-- Start of Stored data --

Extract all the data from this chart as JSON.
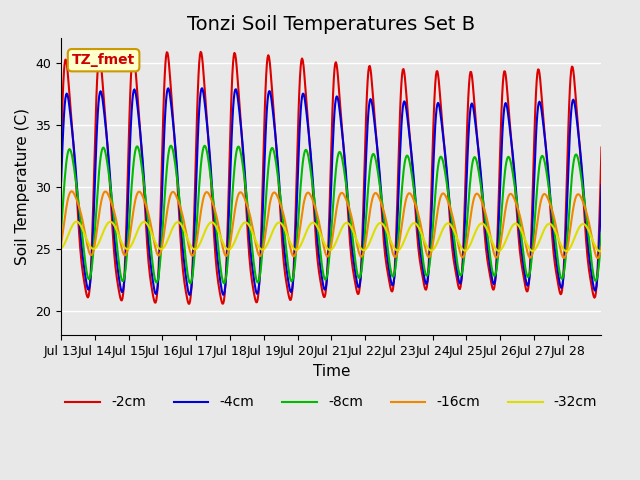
{
  "title": "Tonzi Soil Temperatures Set B",
  "xlabel": "Time",
  "ylabel": "Soil Temperature (C)",
  "ylim": [
    18,
    42
  ],
  "annotation": "TZ_fmet",
  "x_tick_labels": [
    "Jul 13",
    "Jul 14",
    "Jul 15",
    "Jul 16",
    "Jul 17",
    "Jul 18",
    "Jul 19",
    "Jul 20",
    "Jul 21",
    "Jul 22",
    "Jul 23",
    "Jul 24",
    "Jul 25",
    "Jul 26",
    "Jul 27",
    "Jul 28"
  ],
  "lines": [
    {
      "label": "-2cm",
      "color": "#dd0000",
      "lw": 1.5
    },
    {
      "label": "-4cm",
      "color": "#0000dd",
      "lw": 1.5
    },
    {
      "label": "-8cm",
      "color": "#00bb00",
      "lw": 1.5
    },
    {
      "label": "-16cm",
      "color": "#ee8800",
      "lw": 1.5
    },
    {
      "label": "-32cm",
      "color": "#dddd00",
      "lw": 1.5
    }
  ],
  "bg_color": "#e8e8e8",
  "plot_bg_color": "#e8e8e8",
  "title_fontsize": 14,
  "axis_label_fontsize": 11,
  "tick_fontsize": 9
}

-- End of Stored data --

Show all lines from the records above where the word "Soil" occurs.

  "title": "Tonzi Soil Temperatures Set B",
  "ylabel": "Soil Temperature (C)",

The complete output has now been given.